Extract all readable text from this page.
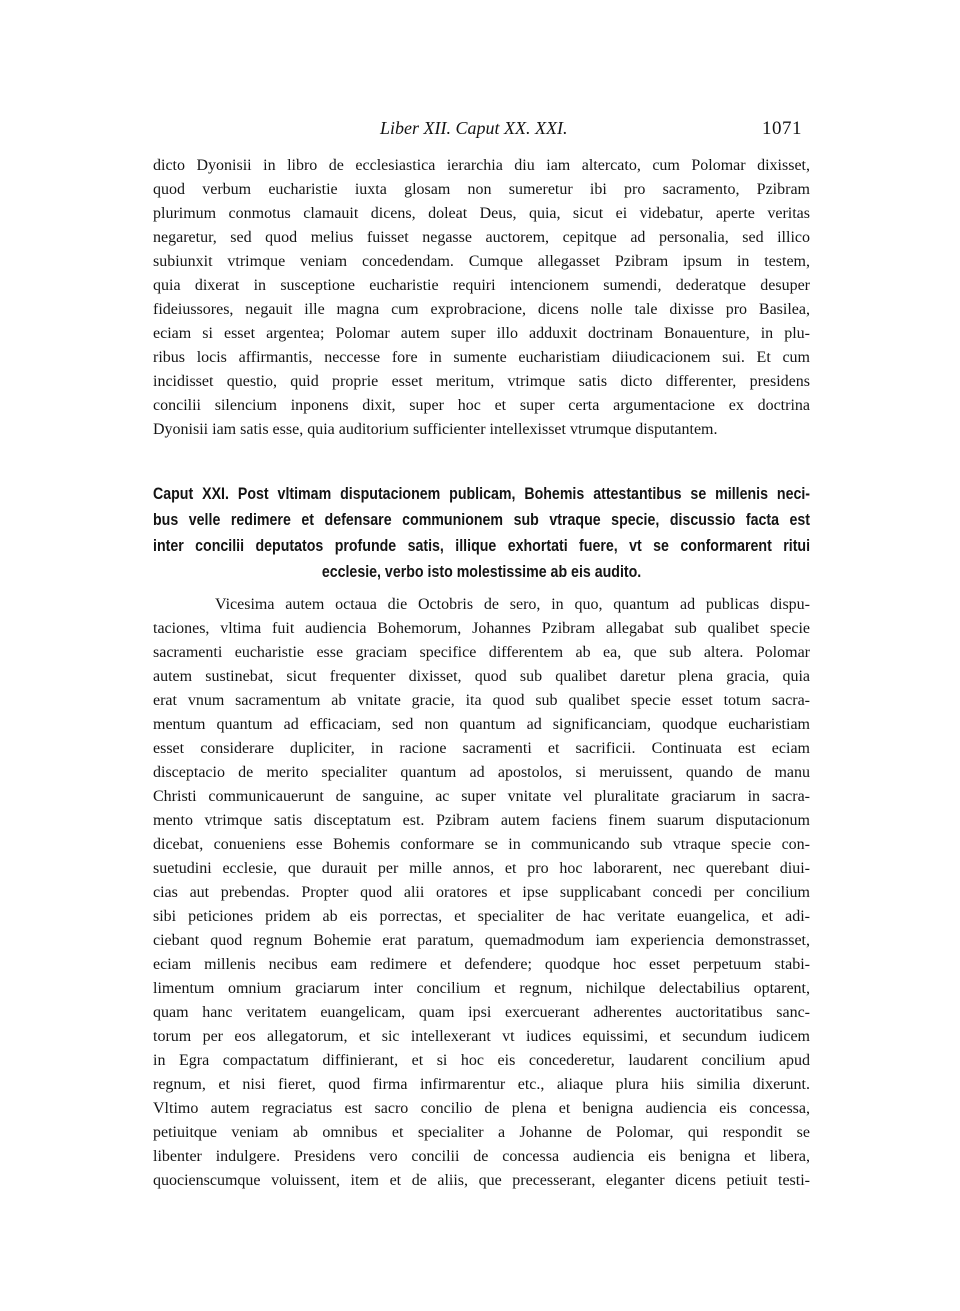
Liber XII. Caput XX. XXI.	1071
dicto Dyonisii in libro de ecclesiastica ierarchia diu iam altercato, cum Polomar dixisset,
quod verbum eucharistie iuxta glosam non sumeretur ibi pro sacramento, Pzibram
plurimum conmotus clamauit dicens, doleat Deus, quia, sicut ei videbatur, aperte veritas
negaretur, sed quod melius fuisset negasse auctorem, cepitque ad personalia, sed illico
subiunxit vtrimque veniam concedendam. Cumque allegasset Pzibram ipsum in testem,
quia dixerat in susceptione eucharistie requiri intencionem sumendi, dederatque desuper
fideiussores, negauit ille magna cum exprobracione, dicens nolle tale dixisse pro Basilea,
eciam si esset argentea; Polomar autem super illo adduxit doctrinam Bonauenture, in plu-
ribus locis affirmantis, neccesse fore in sumente eucharistiam diiudicacionem sui. Et cum
incidisset questio, quid proprie esset meritum, vtrimque satis dicto differenter, presidens
concilii silencium inponens dixit, super hoc et super certa argumentacione ex doctrina
Dyonisii iam satis esse, quia auditorium sufficienter intellexisset vtrumque disputantem.
Caput XXI. Post vltimam disputacionem publicam, Bohemis attestantibus se millenis neci-
bus velle redimere et defensare communionem sub vtraque specie, discussio facta est
inter concilii deputatos profunde satis, illique exhortati fuere, vt se conformarent ritui
ecclesie, verbo isto molestissime ab eis audito.
Vicesima autem octaua die Octobris de sero, in quo, quantum ad publicas dispu-
taciones, vltima fuit audiencia Bohemorum, Johannes Pzibram allegabat sub qualibet specie
sacramenti eucharistie esse graciam specifice differentem ab ea, que sub altera. Polomar
autem sustinebat, sicut frequenter dixisset, quod sub qualibet daretur plena gracia, quia
erat vnum sacramentum ab vnitate gracie, ita quod sub qualibet specie esset totum sacra-
mentum quantum ad efficaciam, sed non quantum ad significanciam, quodque eucharistiam
esset considerare dupliciter, in racione sacramenti et sacrificii. Continuata est eciam
disceptacio de merito specialiter quantum ad apostolos, si meruissent, quando de manu
Christi communicauerunt de sanguine, ac super vnitate vel pluralitate graciarum in sacra-
mento vtrimque satis disceptatum est. Pzibram autem faciens finem suarum disputacionum
dicebat, conueniens esse Bohemis conformare se in communicando sub vtraque specie con-
suetudini ecclesie, que durauit per mille annos, et pro hoc laborarent, nec querebant diui-
cias aut prebendas. Propter quod alii oratores et ipse supplicabant concedi per concilium
sibi peticiones pridem ab eis porrectas, et specialiter de hac veritate euangelica, et adi-
ciebant quod regnum Bohemie erat paratum, quemadmodum iam experiencia demonstrasset,
eciam millenis necibus eam redimere et defendere; quodque hoc esset perpetuum stabi-
limentum omnium graciarum inter concilium et regnum, nichilque delectabilius optarent,
quam hanc veritatem euangelicam, quam ipsi exercuerant adherentes auctoritatibus sanc-
torum per eos allegatorum, et sic intellexerant vt iudices equissimi, et secundum iudicem
in Egra compactatum diffinierant, et si hoc eis concederetur, laudarent concilium apud
regnum, et nisi fieret, quod firma infirmarentur etc., aliaque plura hiis similia dixerunt.
Vltimo autem regraciatus est sacro concilio de plena et benigna audiencia eis concessa,
petiuitque veniam ab omnibus et specialiter a Johanne de Polomar, qui respondit se
libenter indulgere. Presidens vero concilii de concessa audiencia eis benigna et libera,
quocienscumque voluissent, item et de aliis, que precesserant, eleganter dicens petiuit testi-
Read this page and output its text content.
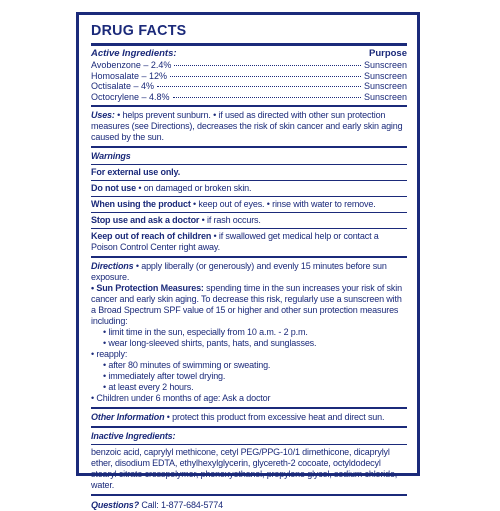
DRUG FACTS
Active Ingredients:	Purpose
Avobenzone – 2.4%	Sunscreen
Homosalate – 12%	Sunscreen
Octisalate – 4%	Sunscreen
Octocrylene – 4.8%	Sunscreen
Uses: • helps prevent sunburn. • if used as directed with other sun protection measures (see Directions), decreases the risk of skin cancer and early skin aging caused by the sun.
Warnings
For external use only.
Do not use • on damaged or broken skin.
When using the product • keep out of eyes. • rinse with water to remove.
Stop use and ask a doctor • if rash occurs.
Keep out of reach of children • if swallowed get medical help or contact a Poison Control Center right away.
Directions • apply liberally (or generously) and evenly 15 minutes before sun exposure.
• Sun Protection Measures: spending time in the sun increases your risk of skin cancer and early skin aging. To decrease this risk, regularly use a sunscreen with a Broad Spectrum SPF value of 15 or higher and other sun protection measures including:
• limit time in the sun, especially from 10 a.m. - 2 p.m.
• wear long-sleeved shirts, pants, hats, and sunglasses.
• reapply:
• after 80 minutes of swimming or sweating.
• immediately after towel drying.
• at least every 2 hours.
• Children under 6 months of age: Ask a doctor
Other Information • protect this product from excessive heat and direct sun.
Inactive Ingredients:
benzoic acid, caprylyl methicone, cetyl PEG/PPG-10/1 dimethicone, dicaprylyl ether, disodium EDTA, ethylhexylglycerin, glycereth-2 cocoate, octyldodecyl stearyl citrate crosspolymer, phenoxyethanol, propylene glycol, sodium chloride, water.
Questions? Call: 1-877-684-5774
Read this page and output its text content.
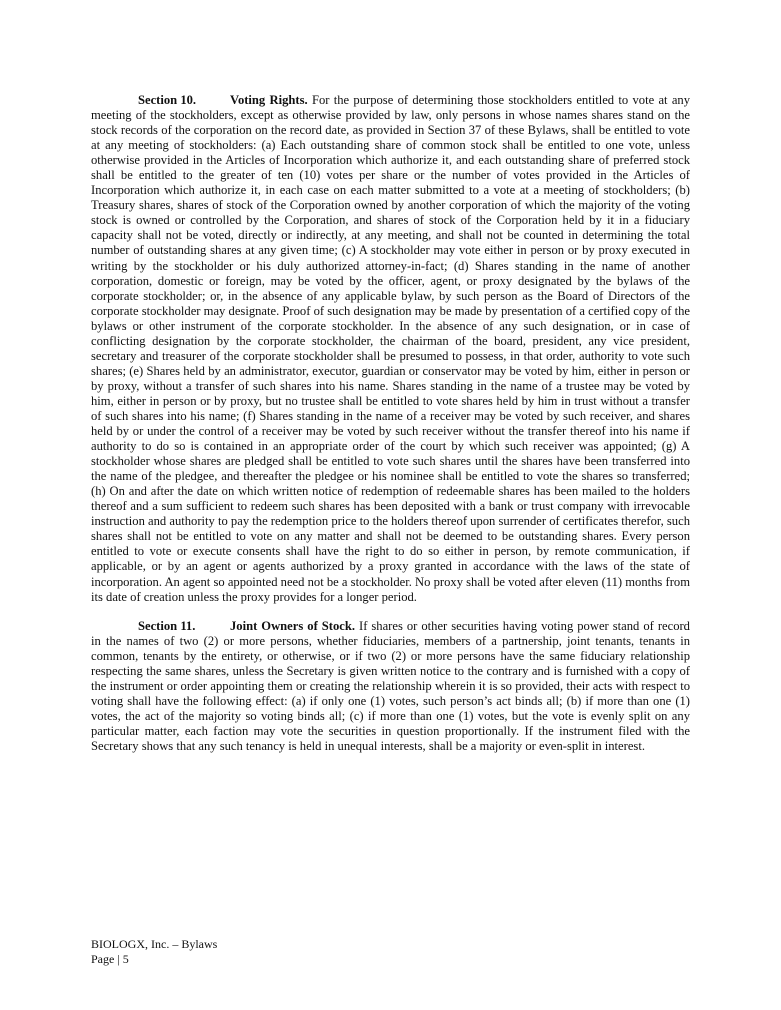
Section 10.	Voting Rights. For the purpose of determining those stockholders entitled to vote at any meeting of the stockholders, except as otherwise provided by law, only persons in whose names shares stand on the stock records of the corporation on the record date, as provided in Section 37 of these Bylaws, shall be entitled to vote at any meeting of stockholders: (a) Each outstanding share of common stock shall be entitled to one vote, unless otherwise provided in the Articles of Incorporation which authorize it, and each outstanding share of preferred stock shall be entitled to the greater of ten (10) votes per share or the number of votes provided in the Articles of Incorporation which authorize it, in each case on each matter submitted to a vote at a meeting of stockholders; (b) Treasury shares, shares of stock of the Corporation owned by another corporation of which the majority of the voting stock is owned or controlled by the Corporation, and shares of stock of the Corporation held by it in a fiduciary capacity shall not be voted, directly or indirectly, at any meeting, and shall not be counted in determining the total number of outstanding shares at any given time; (c) A stockholder may vote either in person or by proxy executed in writing by the stockholder or his duly authorized attorney-in-fact; (d) Shares standing in the name of another corporation, domestic or foreign, may be voted by the officer, agent, or proxy designated by the bylaws of the corporate stockholder; or, in the absence of any applicable bylaw, by such person as the Board of Directors of the corporate stockholder may designate. Proof of such designation may be made by presentation of a certified copy of the bylaws or other instrument of the corporate stockholder. In the absence of any such designation, or in case of conflicting designation by the corporate stockholder, the chairman of the board, president, any vice president, secretary and treasurer of the corporate stockholder shall be presumed to possess, in that order, authority to vote such shares; (e) Shares held by an administrator, executor, guardian or conservator may be voted by him, either in person or by proxy, without a transfer of such shares into his name. Shares standing in the name of a trustee may be voted by him, either in person or by proxy, but no trustee shall be entitled to vote shares held by him in trust without a transfer of such shares into his name; (f) Shares standing in the name of a receiver may be voted by such receiver, and shares held by or under the control of a receiver may be voted by such receiver without the transfer thereof into his name if authority to do so is contained in an appropriate order of the court by which such receiver was appointed; (g) A stockholder whose shares are pledged shall be entitled to vote such shares until the shares have been transferred into the name of the pledgee, and thereafter the pledgee or his nominee shall be entitled to vote the shares so transferred; (h) On and after the date on which written notice of redemption of redeemable shares has been mailed to the holders thereof and a sum sufficient to redeem such shares has been deposited with a bank or trust company with irrevocable instruction and authority to pay the redemption price to the holders thereof upon surrender of certificates therefor, such shares shall not be entitled to vote on any matter and shall not be deemed to be outstanding shares. Every person entitled to vote or execute consents shall have the right to do so either in person, by remote communication, if applicable, or by an agent or agents authorized by a proxy granted in accordance with the laws of the state of incorporation. An agent so appointed need not be a stockholder. No proxy shall be voted after eleven (11) months from its date of creation unless the proxy provides for a longer period.

Section 11.	Joint Owners of Stock. If shares or other securities having voting power stand of record in the names of two (2) or more persons, whether fiduciaries, members of a partnership, joint tenants, tenants in common, tenants by the entirety, or otherwise, or if two (2) or more persons have the same fiduciary relationship respecting the same shares, unless the Secretary is given written notice to the contrary and is furnished with a copy of the instrument or order appointing them or creating the relationship wherein it is so provided, their acts with respect to voting shall have the following effect: (a) if only one (1) votes, such person’s act binds all; (b) if more than one (1) votes, the act of the majority so voting binds all; (c) if more than one (1) votes, but the vote is evenly split on any particular matter, each faction may vote the securities in question proportionally. If the instrument filed with the Secretary shows that any such tenancy is held in unequal interests, shall be a majority or even-split in interest.

BIOLOGX, Inc. – Bylaws
Page | 5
_ _ _
- _DIRECTIVE_: Collect each line of the entries that has the word "benigna", copying it in full.

- _RESPONSE_:
Vltimo autem regraciatus est sacro concilio de plena et benigna audiencia eis concessa,
libenter indulgere. Presidens vero concilii de concessa audiencia eis benigna et libera,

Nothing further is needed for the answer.